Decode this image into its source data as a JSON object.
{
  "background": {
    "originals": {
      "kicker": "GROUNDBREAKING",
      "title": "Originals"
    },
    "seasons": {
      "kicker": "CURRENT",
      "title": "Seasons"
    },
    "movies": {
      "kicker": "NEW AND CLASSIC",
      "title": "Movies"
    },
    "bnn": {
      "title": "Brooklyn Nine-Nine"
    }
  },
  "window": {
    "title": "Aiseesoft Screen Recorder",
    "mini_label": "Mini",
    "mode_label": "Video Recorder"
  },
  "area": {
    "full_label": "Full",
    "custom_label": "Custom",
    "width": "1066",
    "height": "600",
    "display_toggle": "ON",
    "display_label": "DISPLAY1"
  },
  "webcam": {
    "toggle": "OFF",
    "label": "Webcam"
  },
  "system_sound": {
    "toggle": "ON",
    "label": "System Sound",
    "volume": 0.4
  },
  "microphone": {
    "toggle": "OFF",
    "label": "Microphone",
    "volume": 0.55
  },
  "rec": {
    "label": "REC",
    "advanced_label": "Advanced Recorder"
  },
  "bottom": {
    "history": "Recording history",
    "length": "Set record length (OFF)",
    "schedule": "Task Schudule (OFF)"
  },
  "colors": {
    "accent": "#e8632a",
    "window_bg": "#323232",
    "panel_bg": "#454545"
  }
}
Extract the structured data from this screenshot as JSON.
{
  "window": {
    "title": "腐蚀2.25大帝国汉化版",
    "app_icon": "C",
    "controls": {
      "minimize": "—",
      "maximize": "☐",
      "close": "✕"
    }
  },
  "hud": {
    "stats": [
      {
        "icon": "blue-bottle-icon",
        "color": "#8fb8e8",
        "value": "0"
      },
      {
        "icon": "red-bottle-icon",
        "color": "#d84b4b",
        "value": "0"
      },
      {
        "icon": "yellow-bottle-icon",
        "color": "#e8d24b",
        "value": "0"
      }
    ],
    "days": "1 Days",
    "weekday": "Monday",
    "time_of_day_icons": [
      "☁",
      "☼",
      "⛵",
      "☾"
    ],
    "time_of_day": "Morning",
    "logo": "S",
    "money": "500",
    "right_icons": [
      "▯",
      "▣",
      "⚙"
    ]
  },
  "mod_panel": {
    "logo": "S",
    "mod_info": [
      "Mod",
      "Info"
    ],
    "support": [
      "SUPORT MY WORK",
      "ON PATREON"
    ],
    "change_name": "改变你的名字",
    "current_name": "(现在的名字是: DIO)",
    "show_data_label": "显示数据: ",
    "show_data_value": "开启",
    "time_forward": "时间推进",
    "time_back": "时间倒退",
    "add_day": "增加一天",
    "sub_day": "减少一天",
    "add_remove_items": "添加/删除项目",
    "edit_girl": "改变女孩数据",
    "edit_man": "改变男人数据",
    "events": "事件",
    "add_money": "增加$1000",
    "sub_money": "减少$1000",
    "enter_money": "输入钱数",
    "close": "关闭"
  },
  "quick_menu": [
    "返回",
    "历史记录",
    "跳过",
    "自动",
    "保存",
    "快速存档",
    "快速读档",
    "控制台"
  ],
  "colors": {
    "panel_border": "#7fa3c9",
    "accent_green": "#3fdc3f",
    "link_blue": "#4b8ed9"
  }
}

————————

→ Set task
Print the material once more, exactly.

→ Completed exercise
Decode this image into its source data as a JSON object.
{
  "background": {
    "originals": {
      "kicker": "GROUNDBREAKING",
      "title": "Originals"
    },
    "seasons": {
      "kicker": "CURRENT",
      "title": "Seasons"
    },
    "movies": {
      "kicker": "NEW AND CLASSIC",
      "title": "Movies"
    },
    "bnn": {
      "title": "Brooklyn Nine-Nine"
    }
  },
  "window": {
    "title": "Aiseesoft Screen Recorder",
    "mini_label": "Mini",
    "mode_label": "Video Recorder"
  },
  "area": {
    "full_label": "Full",
    "custom_label": "Custom",
    "width": "1066",
    "height": "600",
    "display_toggle": "ON",
    "display_label": "DISPLAY1"
  },
  "webcam": {
    "toggle": "OFF",
    "label": "Webcam"
  },
  "system_sound": {
    "toggle": "ON",
    "label": "System Sound",
    "volume": 0.4
  },
  "microphone": {
    "toggle": "OFF",
    "label": "Microphone",
    "volume": 0.55
  },
  "rec": {
    "label": "REC",
    "advanced_label": "Advanced Recorder"
  },
  "bottom": {
    "history": "Recording history",
    "length": "Set record length (OFF)",
    "schedule": "Task Schudule (OFF)"
  },
  "colors": {
    "accent": "#e8632a",
    "window_bg": "#323232",
    "panel_bg": "#454545"
  }
}
Extract the structured data from this screenshot as JSON.
{
  "window": {
    "title": "腐蚀2.25大帝国汉化版",
    "app_icon": "C",
    "controls": {
      "minimize": "—",
      "maximize": "☐",
      "close": "✕"
    }
  },
  "hud": {
    "stats": [
      {
        "icon": "blue-bottle-icon",
        "color": "#8fb8e8",
        "value": "0"
      },
      {
        "icon": "red-bottle-icon",
        "color": "#d84b4b",
        "value": "0"
      },
      {
        "icon": "yellow-bottle-icon",
        "color": "#e8d24b",
        "value": "0"
      }
    ],
    "days": "1 Days",
    "weekday": "Monday",
    "time_of_day_icons": [
      "☁",
      "☼",
      "⛵",
      "☾"
    ],
    "time_of_day": "Morning",
    "logo": "S",
    "money": "500",
    "right_icons": [
      "▯",
      "▣",
      "⚙"
    ]
  },
  "mod_panel": {
    "logo": "S",
    "mod_info": [
      "Mod",
      "Info"
    ],
    "support": [
      "SUPORT MY WORK",
      "ON PATREON"
    ],
    "change_name": "改变你的名字",
    "current_name": "(现在的名字是: DIO)",
    "show_data_label": "显示数据: ",
    "show_data_value": "开启",
    "time_forward": "时间推进",
    "time_back": "时间倒退",
    "add_day": "增加一天",
    "sub_day": "减少一天",
    "add_remove_items": "添加/删除项目",
    "edit_girl": "改变女孩数据",
    "edit_man": "改变男人数据",
    "events": "事件",
    "add_money": "增加$1000",
    "sub_money": "减少$1000",
    "enter_money": "输入钱数",
    "close": "关闭"
  },
  "quick_menu": [
    "返回",
    "历史记录",
    "跳过",
    "自动",
    "保存",
    "快速存档",
    "快速读档",
    "控制台"
  ],
  "colors": {
    "panel_border": "#7fa3c9",
    "accent_green": "#3fdc3f",
    "link_blue": "#4b8ed9"
  }
}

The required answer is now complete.